> [WORK TO COMPLETE]:
Would you quote every entry exactly, dropping only the pictures?

[START OF AVAILABLE RECORDS]

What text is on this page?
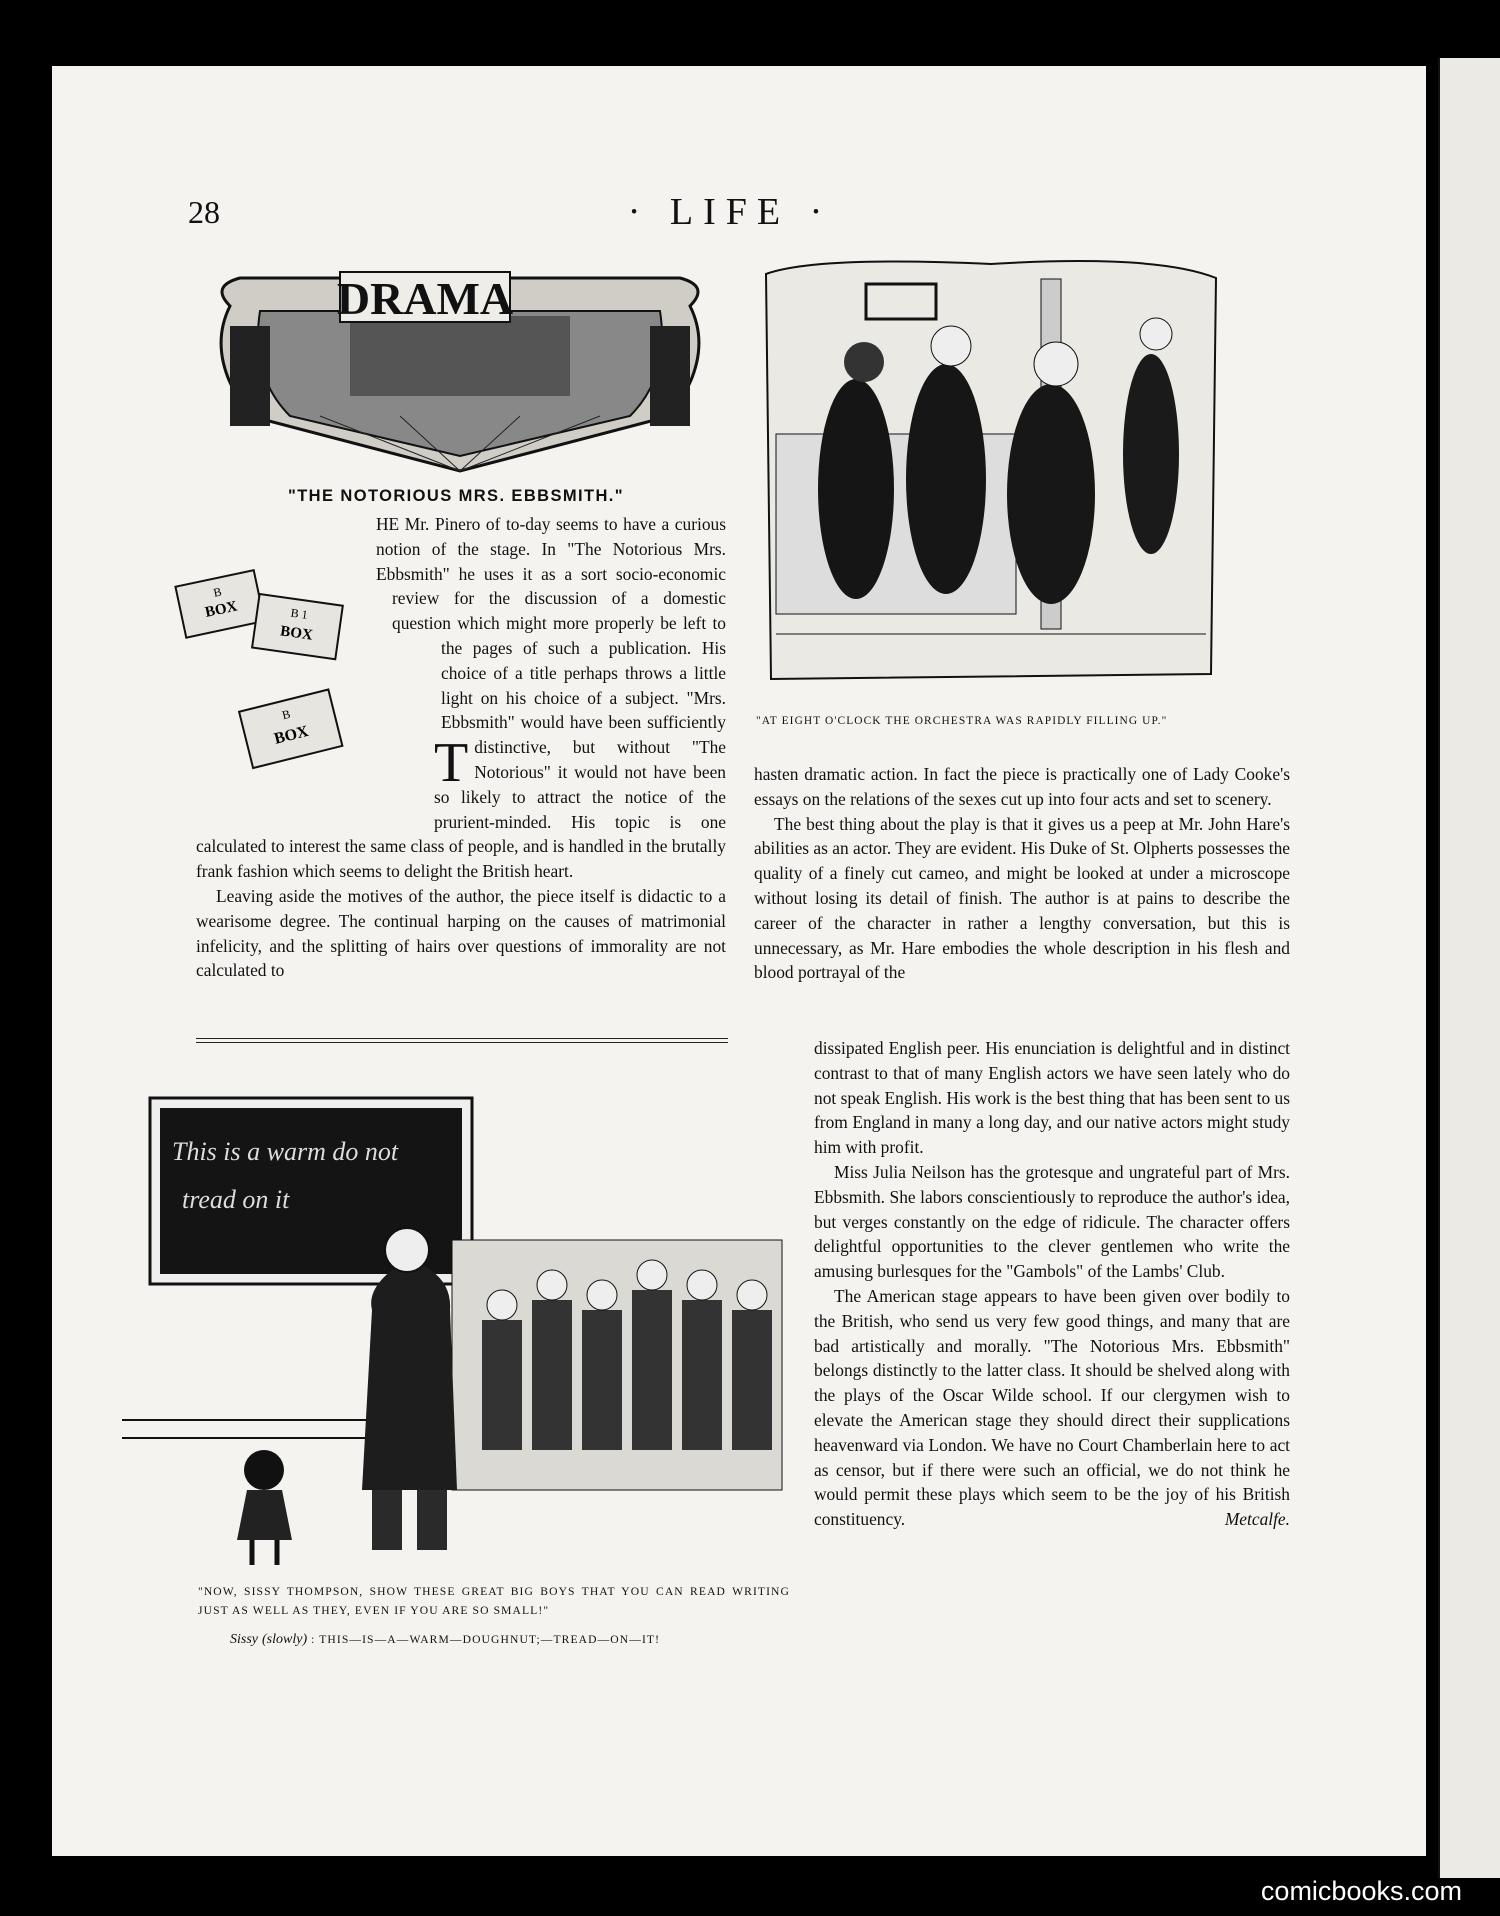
28	· LIFE ·
DRAMA
B
BOX	B 1
BOX
B
BOX
"THE NOTORIOUS MRS. EBBSMITH."
T

HE Mr. Pinero of to-day seems to have a curious notion of the stage. In "The Notorious Mrs. Ebbsmith" he uses it as a sort socio-economic review for the discussion of a domestic question which might more properly be left to the pages of such a publication. His choice of a title perhaps throws a little light on his choice of a subject. "Mrs. Ebbsmith" would have been sufficiently distinctive, but without "The Notorious" it would not have been so likely to attract the notice of the prurient-minded. His topic is one calculated to interest the same class of people, and is handled in the brutally frank fashion which seems to delight the British heart.

Leaving aside the motives of the author, the piece itself is didactic to a wearisome degree. The continual harping on the causes of matrimonial infelicity, and the splitting of hairs over questions of immorality are not calculated to

"AT EIGHT O'CLOCK THE ORCHESTRA WAS RAPIDLY FILLING UP."

hasten dramatic action. In fact the piece is practically one of Lady Cooke's essays on the relations of the sexes cut up into four acts and set to scenery.

The best thing about the play is that it gives us a peep at Mr. John Hare's abilities as an actor. They are evident. His Duke of St. Olpherts possesses the quality of a finely cut cameo, and might be looked at under a microscope without losing its detail of finish. The author is at pains to describe the career of the character in rather a lengthy conversation, but this is unnecessary, as Mr. Hare embodies the whole description in his flesh and blood portrayal of the

dissipated English peer. His enunciation is delightful and in distinct contrast to that of many English actors we have seen lately who do not speak English. His work is the best thing that has been sent to us from England in many a long day, and our native actors might study him with profit.

Miss Julia Neilson has the grotesque and ungrateful part of Mrs. Ebbsmith. She labors conscientiously to reproduce the author's idea, but verges constantly on the edge of ridicule. The character offers delightful opportunities to the clever gentlemen who write the amusing burlesques for the "Gambols" of the Lambs' Club.

The American stage appears to have been given over bodily to the British, who send us very few good things, and many that are bad artistically and morally. "The Notorious Mrs. Ebbsmith" belongs distinctly to the latter class. It should be shelved along with the plays of the Oscar Wilde school. If our clergymen wish to elevate the American stage they should direct their supplications heavenward via London. We have no Court Chamberlain here to act as censor, but if there were such an official, we do not think he would permit these plays which seem to be the joy of his British constituency.	Metcalfe.

This is a warm do not
tread on it
"NOW, SISSY THOMPSON, SHOW THESE GREAT BIG BOYS THAT YOU CAN READ WRITING JUST AS WELL AS THEY, EVEN IF YOU ARE SO SMALL!"
Sissy (slowly) : THIS—IS—A—WARM—DOUGHNUT;—TREAD—ON—IT!
comicbooks.com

[END OF AVAILABLE RECORDS]

> [RESPONSE TO THIS TASK]:
What text is on this page?
28	· LIFE ·
DRAMA
B
BOX	B 1
BOX
B
BOX
"THE NOTORIOUS MRS. EBBSMITH."
T

HE Mr. Pinero of to-day seems to have a curious notion of the stage. In "The Notorious Mrs. Ebbsmith" he uses it as a sort socio-economic review for the discussion of a domestic question which might more properly be left to the pages of such a publication. His choice of a title perhaps throws a little light on his choice of a subject. "Mrs. Ebbsmith" would have been sufficiently distinctive, but without "The Notorious" it would not have been so likely to attract the notice of the prurient-minded. His topic is one calculated to interest the same class of people, and is handled in the brutally frank fashion which seems to delight the British heart.

Leaving aside the motives of the author, the piece itself is didactic to a wearisome degree. The continual harping on the causes of matrimonial infelicity, and the splitting of hairs over questions of immorality are not calculated to

"AT EIGHT O'CLOCK THE ORCHESTRA WAS RAPIDLY FILLING UP."

hasten dramatic action. In fact the piece is practically one of Lady Cooke's essays on the relations of the sexes cut up into four acts and set to scenery.

The best thing about the play is that it gives us a peep at Mr. John Hare's abilities as an actor. They are evident. His Duke of St. Olpherts possesses the quality of a finely cut cameo, and might be looked at under a microscope without losing its detail of finish. The author is at pains to describe the career of the character in rather a lengthy conversation, but this is unnecessary, as Mr. Hare embodies the whole description in his flesh and blood portrayal of the

dissipated English peer. His enunciation is delightful and in distinct contrast to that of many English actors we have seen lately who do not speak English. His work is the best thing that has been sent to us from England in many a long day, and our native actors might study him with profit.

Miss Julia Neilson has the grotesque and ungrateful part of Mrs. Ebbsmith. She labors conscientiously to reproduce the author's idea, but verges constantly on the edge of ridicule. The character offers delightful opportunities to the clever gentlemen who write the amusing burlesques for the "Gambols" of the Lambs' Club.

The American stage appears to have been given over bodily to the British, who send us very few good things, and many that are bad artistically and morally. "The Notorious Mrs. Ebbsmith" belongs distinctly to the latter class. It should be shelved along with the plays of the Oscar Wilde school. If our clergymen wish to elevate the American stage they should direct their supplications heavenward via London. We have no Court Chamberlain here to act as censor, but if there were such an official, we do not think he would permit these plays which seem to be the joy of his British constituency.	Metcalfe.

This is a warm do not
tread on it
"NOW, SISSY THOMPSON, SHOW THESE GREAT BIG BOYS THAT YOU CAN READ WRITING JUST AS WELL AS THEY, EVEN IF YOU ARE SO SMALL!"
Sissy (slowly) : THIS—IS—A—WARM—DOUGHNUT;—TREAD—ON—IT!
comicbooks.com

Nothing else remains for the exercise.